Source data:
══════

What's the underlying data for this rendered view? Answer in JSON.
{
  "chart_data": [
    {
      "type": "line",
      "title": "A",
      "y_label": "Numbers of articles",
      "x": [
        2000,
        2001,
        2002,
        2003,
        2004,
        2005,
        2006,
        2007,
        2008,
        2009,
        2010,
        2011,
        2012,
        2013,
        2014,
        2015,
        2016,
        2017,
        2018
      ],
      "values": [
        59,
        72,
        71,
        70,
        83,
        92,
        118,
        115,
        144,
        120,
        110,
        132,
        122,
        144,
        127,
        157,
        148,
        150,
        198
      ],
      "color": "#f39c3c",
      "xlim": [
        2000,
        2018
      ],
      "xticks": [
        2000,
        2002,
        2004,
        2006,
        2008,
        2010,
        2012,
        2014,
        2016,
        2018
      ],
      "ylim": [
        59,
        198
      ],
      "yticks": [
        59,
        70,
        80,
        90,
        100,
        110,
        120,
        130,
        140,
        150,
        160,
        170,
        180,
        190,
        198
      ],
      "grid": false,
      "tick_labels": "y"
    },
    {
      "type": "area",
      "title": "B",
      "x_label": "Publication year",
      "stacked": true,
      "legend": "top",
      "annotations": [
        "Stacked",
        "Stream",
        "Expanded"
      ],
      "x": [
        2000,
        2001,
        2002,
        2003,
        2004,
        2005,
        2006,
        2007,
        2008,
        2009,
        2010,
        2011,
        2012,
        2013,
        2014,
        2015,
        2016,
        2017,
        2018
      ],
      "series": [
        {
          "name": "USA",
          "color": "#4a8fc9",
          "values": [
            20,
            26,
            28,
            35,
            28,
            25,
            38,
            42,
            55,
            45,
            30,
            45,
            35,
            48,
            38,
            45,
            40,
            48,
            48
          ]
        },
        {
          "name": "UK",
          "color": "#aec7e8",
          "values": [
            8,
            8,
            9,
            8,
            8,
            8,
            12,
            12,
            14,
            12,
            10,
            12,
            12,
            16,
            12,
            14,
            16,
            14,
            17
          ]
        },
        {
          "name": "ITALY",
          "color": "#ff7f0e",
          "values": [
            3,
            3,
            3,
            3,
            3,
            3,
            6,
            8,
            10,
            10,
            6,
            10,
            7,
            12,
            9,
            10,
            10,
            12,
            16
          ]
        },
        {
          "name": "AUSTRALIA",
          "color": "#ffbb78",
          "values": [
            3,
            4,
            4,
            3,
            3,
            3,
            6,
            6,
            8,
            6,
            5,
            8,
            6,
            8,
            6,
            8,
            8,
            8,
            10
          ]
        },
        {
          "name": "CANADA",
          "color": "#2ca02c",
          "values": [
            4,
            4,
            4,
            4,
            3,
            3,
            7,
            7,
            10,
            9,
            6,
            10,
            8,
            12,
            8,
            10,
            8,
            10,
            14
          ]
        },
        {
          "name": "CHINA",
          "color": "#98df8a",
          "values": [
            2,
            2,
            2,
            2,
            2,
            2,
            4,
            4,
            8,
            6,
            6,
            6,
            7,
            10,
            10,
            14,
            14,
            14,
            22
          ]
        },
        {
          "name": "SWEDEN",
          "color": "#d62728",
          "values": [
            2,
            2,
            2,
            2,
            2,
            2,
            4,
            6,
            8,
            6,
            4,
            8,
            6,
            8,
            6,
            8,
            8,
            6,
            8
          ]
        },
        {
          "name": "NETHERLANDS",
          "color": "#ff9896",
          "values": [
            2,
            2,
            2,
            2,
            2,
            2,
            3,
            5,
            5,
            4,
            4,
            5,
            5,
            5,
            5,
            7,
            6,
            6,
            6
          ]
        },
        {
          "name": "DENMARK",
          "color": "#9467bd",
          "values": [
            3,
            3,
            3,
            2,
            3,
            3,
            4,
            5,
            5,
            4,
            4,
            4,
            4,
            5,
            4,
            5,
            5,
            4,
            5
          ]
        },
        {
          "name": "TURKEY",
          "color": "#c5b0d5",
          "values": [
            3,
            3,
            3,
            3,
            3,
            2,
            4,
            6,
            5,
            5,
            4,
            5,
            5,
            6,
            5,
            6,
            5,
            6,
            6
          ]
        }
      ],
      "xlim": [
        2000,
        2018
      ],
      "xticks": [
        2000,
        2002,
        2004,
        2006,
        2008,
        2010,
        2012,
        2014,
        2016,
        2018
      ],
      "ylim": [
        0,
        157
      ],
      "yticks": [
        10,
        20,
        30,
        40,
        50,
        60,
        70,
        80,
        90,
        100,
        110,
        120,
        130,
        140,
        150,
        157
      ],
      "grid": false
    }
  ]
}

══════

WHAT TO WORK ON: Your task is to return the full listing exactly as it was given.

RESULT:
What's the underlying data for this rendered view? Answer in JSON.
{
  "chart_data": [
    {
      "type": "line",
      "title": "A",
      "y_label": "Numbers of articles",
      "x": [
        2000,
        2001,
        2002,
        2003,
        2004,
        2005,
        2006,
        2007,
        2008,
        2009,
        2010,
        2011,
        2012,
        2013,
        2014,
        2015,
        2016,
        2017,
        2018
      ],
      "values": [
        59,
        72,
        71,
        70,
        83,
        92,
        118,
        115,
        144,
        120,
        110,
        132,
        122,
        144,
        127,
        157,
        148,
        150,
        198
      ],
      "color": "#f39c3c",
      "xlim": [
        2000,
        2018
      ],
      "xticks": [
        2000,
        2002,
        2004,
        2006,
        2008,
        2010,
        2012,
        2014,
        2016,
        2018
      ],
      "ylim": [
        59,
        198
      ],
      "yticks": [
        59,
        70,
        80,
        90,
        100,
        110,
        120,
        130,
        140,
        150,
        160,
        170,
        180,
        190,
        198
      ],
      "grid": false,
      "tick_labels": "y"
    },
    {
      "type": "area",
      "title": "B",
      "x_label": "Publication year",
      "stacked": true,
      "legend": "top",
      "annotations": [
        "Stacked",
        "Stream",
        "Expanded"
      ],
      "x": [
        2000,
        2001,
        2002,
        2003,
        2004,
        2005,
        2006,
        2007,
        2008,
        2009,
        2010,
        2011,
        2012,
        2013,
        2014,
        2015,
        2016,
        2017,
        2018
      ],
      "series": [
        {
          "name": "USA",
          "color": "#4a8fc9",
          "values": [
            20,
            26,
            28,
            35,
            28,
            25,
            38,
            42,
            55,
            45,
            30,
            45,
            35,
            48,
            38,
            45,
            40,
            48,
            48
          ]
        },
        {
          "name": "UK",
          "color": "#aec7e8",
          "values": [
            8,
            8,
            9,
            8,
            8,
            8,
            12,
            12,
            14,
            12,
            10,
            12,
            12,
            16,
            12,
            14,
            16,
            14,
            17
          ]
        },
        {
          "name": "ITALY",
          "color": "#ff7f0e",
          "values": [
            3,
            3,
            3,
            3,
            3,
            3,
            6,
            8,
            10,
            10,
            6,
            10,
            7,
            12,
            9,
            10,
            10,
            12,
            16
          ]
        },
        {
          "name": "AUSTRALIA",
          "color": "#ffbb78",
          "values": [
            3,
            4,
            4,
            3,
            3,
            3,
            6,
            6,
            8,
            6,
            5,
            8,
            6,
            8,
            6,
            8,
            8,
            8,
            10
          ]
        },
        {
          "name": "CANADA",
          "color": "#2ca02c",
          "values": [
            4,
            4,
            4,
            4,
            3,
            3,
            7,
            7,
            10,
            9,
            6,
            10,
            8,
            12,
            8,
            10,
            8,
            10,
            14
          ]
        },
        {
          "name": "CHINA",
          "color": "#98df8a",
          "values": [
            2,
            2,
            2,
            2,
            2,
            2,
            4,
            4,
            8,
            6,
            6,
            6,
            7,
            10,
            10,
            14,
            14,
            14,
            22
          ]
        },
        {
          "name": "SWEDEN",
          "color": "#d62728",
          "values": [
            2,
            2,
            2,
            2,
            2,
            2,
            4,
            6,
            8,
            6,
            4,
            8,
            6,
            8,
            6,
            8,
            8,
            6,
            8
          ]
        },
        {
          "name": "NETHERLANDS",
          "color": "#ff9896",
          "values": [
            2,
            2,
            2,
            2,
            2,
            2,
            3,
            5,
            5,
            4,
            4,
            5,
            5,
            5,
            5,
            7,
            6,
            6,
            6
          ]
        },
        {
          "name": "DENMARK",
          "color": "#9467bd",
          "values": [
            3,
            3,
            3,
            2,
            3,
            3,
            4,
            5,
            5,
            4,
            4,
            4,
            4,
            5,
            4,
            5,
            5,
            4,
            5
          ]
        },
        {
          "name": "TURKEY",
          "color": "#c5b0d5",
          "values": [
            3,
            3,
            3,
            3,
            3,
            2,
            4,
            6,
            5,
            5,
            4,
            5,
            5,
            6,
            5,
            6,
            5,
            6,
            6
          ]
        }
      ],
      "xlim": [
        2000,
        2018
      ],
      "xticks": [
        2000,
        2002,
        2004,
        2006,
        2008,
        2010,
        2012,
        2014,
        2016,
        2018
      ],
      "ylim": [
        0,
        157
      ],
      "yticks": [
        10,
        20,
        30,
        40,
        50,
        60,
        70,
        80,
        90,
        100,
        110,
        120,
        130,
        140,
        150,
        157
      ],
      "grid": false
    }
  ]
}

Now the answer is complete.